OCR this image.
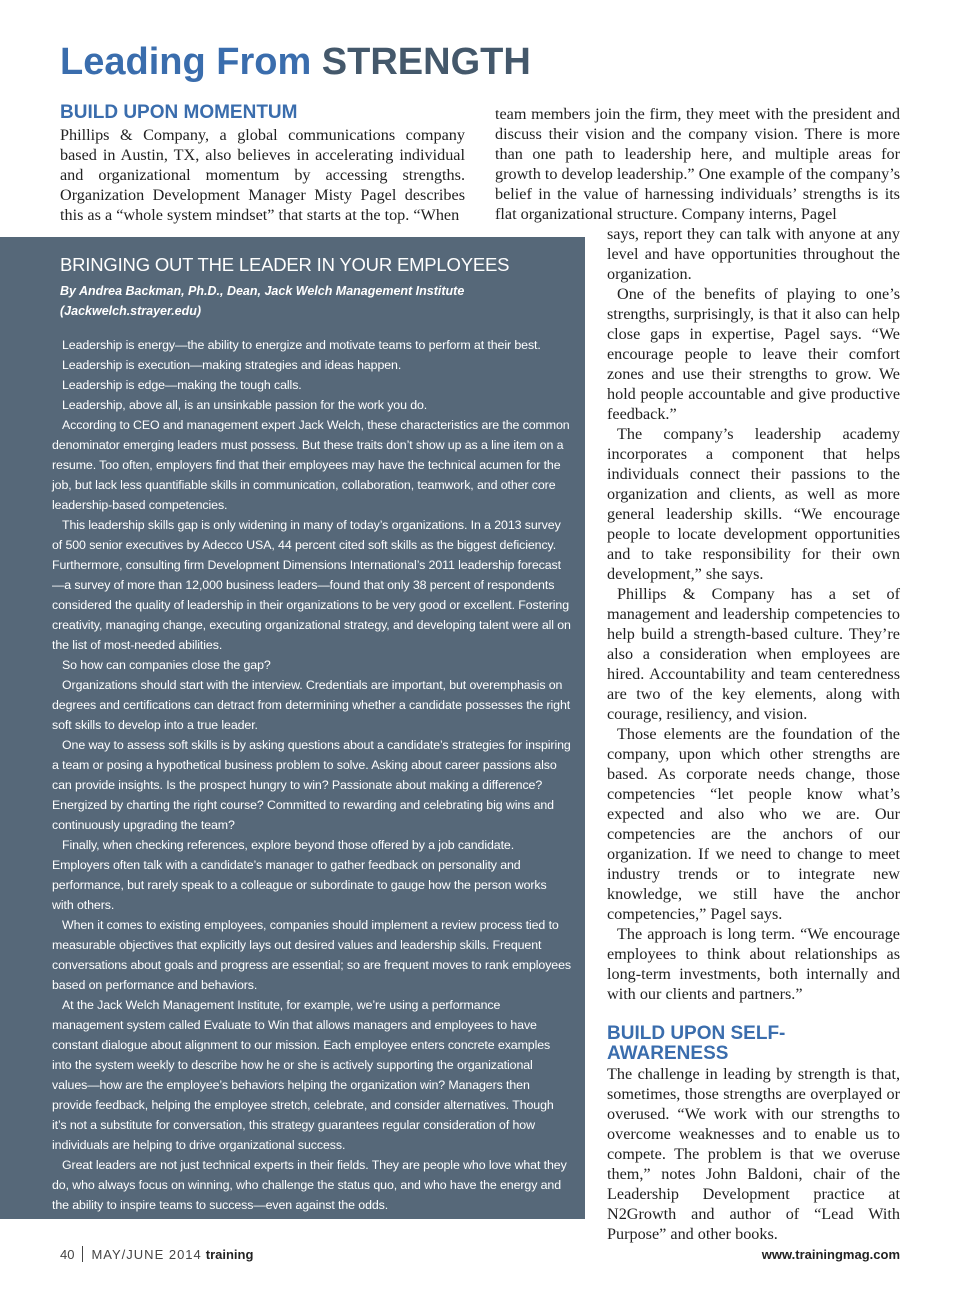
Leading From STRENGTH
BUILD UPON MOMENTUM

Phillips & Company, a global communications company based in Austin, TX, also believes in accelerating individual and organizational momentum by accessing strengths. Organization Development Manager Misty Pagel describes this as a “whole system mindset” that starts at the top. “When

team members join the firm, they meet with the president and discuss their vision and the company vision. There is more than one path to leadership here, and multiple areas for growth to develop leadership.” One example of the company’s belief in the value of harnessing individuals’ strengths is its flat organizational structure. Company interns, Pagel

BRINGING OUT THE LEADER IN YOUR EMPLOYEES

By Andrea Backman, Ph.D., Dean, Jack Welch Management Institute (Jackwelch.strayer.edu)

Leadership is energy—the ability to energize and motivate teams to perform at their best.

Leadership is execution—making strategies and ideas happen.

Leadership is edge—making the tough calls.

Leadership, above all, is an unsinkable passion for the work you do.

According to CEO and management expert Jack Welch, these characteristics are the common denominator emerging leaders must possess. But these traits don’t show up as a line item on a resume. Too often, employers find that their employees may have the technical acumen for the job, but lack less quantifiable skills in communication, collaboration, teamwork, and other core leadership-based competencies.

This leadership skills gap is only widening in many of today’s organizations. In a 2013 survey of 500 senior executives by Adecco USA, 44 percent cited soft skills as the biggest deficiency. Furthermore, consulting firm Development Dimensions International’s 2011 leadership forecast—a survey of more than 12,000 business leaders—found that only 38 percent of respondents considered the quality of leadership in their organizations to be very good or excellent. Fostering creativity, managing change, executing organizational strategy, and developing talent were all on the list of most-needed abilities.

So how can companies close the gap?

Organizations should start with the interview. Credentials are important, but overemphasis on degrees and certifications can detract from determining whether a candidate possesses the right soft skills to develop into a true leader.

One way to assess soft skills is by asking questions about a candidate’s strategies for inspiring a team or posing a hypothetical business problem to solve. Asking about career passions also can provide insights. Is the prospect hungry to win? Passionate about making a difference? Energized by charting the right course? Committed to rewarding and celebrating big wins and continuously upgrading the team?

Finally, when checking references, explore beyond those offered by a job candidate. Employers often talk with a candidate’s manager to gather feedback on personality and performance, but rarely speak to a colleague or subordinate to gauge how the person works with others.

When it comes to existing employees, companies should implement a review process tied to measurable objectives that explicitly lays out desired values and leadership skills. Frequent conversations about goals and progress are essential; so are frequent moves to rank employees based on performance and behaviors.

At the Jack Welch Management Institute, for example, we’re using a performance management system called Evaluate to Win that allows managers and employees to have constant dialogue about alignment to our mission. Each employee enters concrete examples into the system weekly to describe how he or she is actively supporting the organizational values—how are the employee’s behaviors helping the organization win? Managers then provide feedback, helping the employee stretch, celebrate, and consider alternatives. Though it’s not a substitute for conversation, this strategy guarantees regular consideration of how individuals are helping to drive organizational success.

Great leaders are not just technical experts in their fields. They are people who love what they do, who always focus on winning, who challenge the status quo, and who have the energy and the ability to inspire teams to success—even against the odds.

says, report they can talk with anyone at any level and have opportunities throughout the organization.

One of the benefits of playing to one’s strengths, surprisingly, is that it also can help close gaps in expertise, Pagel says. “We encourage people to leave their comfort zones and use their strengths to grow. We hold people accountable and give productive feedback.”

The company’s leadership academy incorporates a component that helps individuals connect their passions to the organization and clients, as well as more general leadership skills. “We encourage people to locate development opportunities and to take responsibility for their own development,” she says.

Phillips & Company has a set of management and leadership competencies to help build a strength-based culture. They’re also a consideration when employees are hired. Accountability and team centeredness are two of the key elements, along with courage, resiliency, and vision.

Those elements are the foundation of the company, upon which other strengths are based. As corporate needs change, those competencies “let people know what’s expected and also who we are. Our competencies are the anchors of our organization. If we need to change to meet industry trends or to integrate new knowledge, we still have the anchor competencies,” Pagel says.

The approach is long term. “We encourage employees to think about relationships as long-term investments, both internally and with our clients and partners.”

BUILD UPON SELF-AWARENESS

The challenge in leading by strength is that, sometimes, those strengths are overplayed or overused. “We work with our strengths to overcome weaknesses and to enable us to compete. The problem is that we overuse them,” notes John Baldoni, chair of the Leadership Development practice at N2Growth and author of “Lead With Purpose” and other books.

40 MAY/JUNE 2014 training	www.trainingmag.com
==
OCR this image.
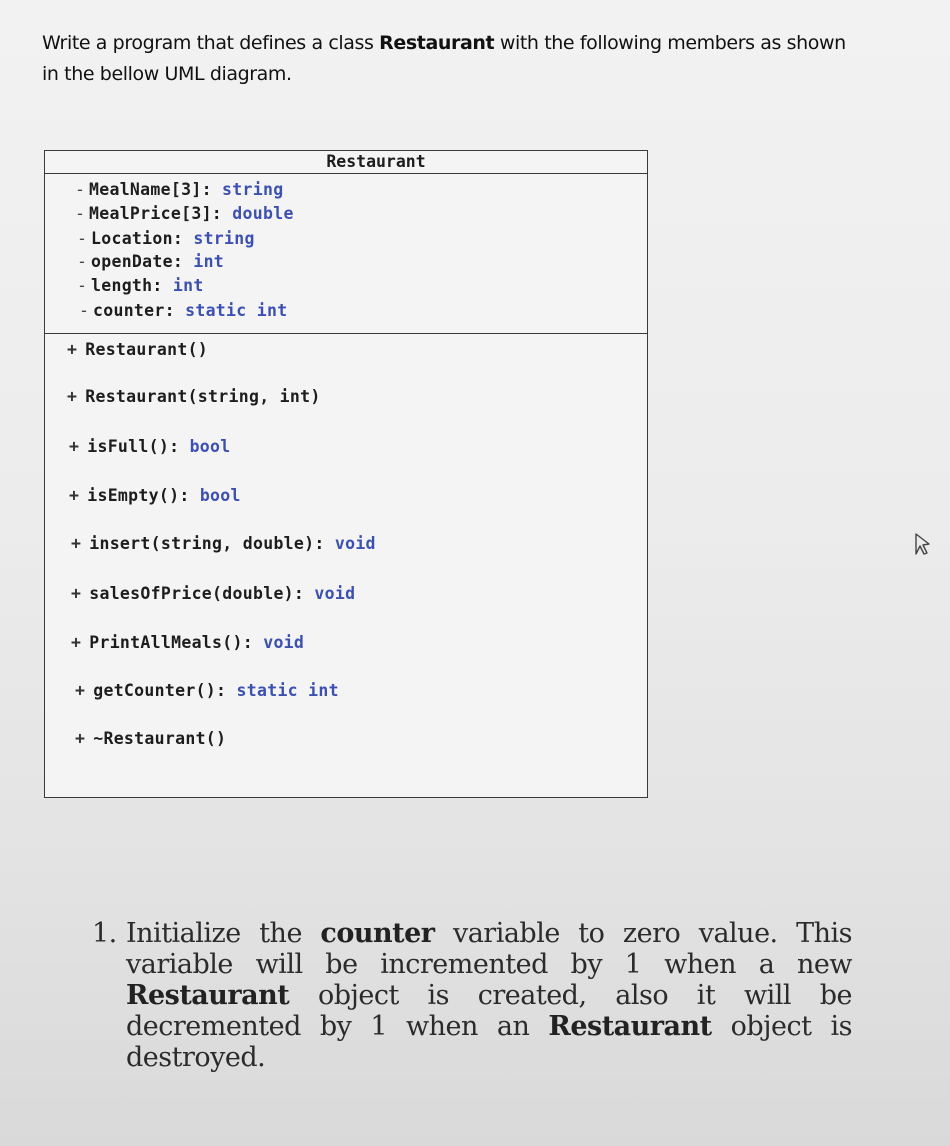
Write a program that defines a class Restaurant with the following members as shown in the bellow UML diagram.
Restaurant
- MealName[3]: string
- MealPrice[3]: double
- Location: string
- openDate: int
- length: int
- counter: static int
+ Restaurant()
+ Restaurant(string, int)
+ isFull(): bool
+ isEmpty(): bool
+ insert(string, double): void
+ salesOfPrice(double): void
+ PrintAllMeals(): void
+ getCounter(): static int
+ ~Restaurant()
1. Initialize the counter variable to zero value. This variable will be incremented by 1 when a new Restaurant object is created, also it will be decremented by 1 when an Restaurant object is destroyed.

_Objective_
Return every line in the listing that contains the word "strategies".

_Answer_
Leadership is execution—making strategies and ideas happen.
One way to assess soft skills is by asking questions about a candidate’s strategies for inspiring a team or posing a hypothetical business problem to solve. Asking about career passions also can provide insights. Is the prospect hungry to win? Passionate about making a difference? Energized by charting the right course? Committed to rewarding and celebrating big wins and continuously upgrading the team?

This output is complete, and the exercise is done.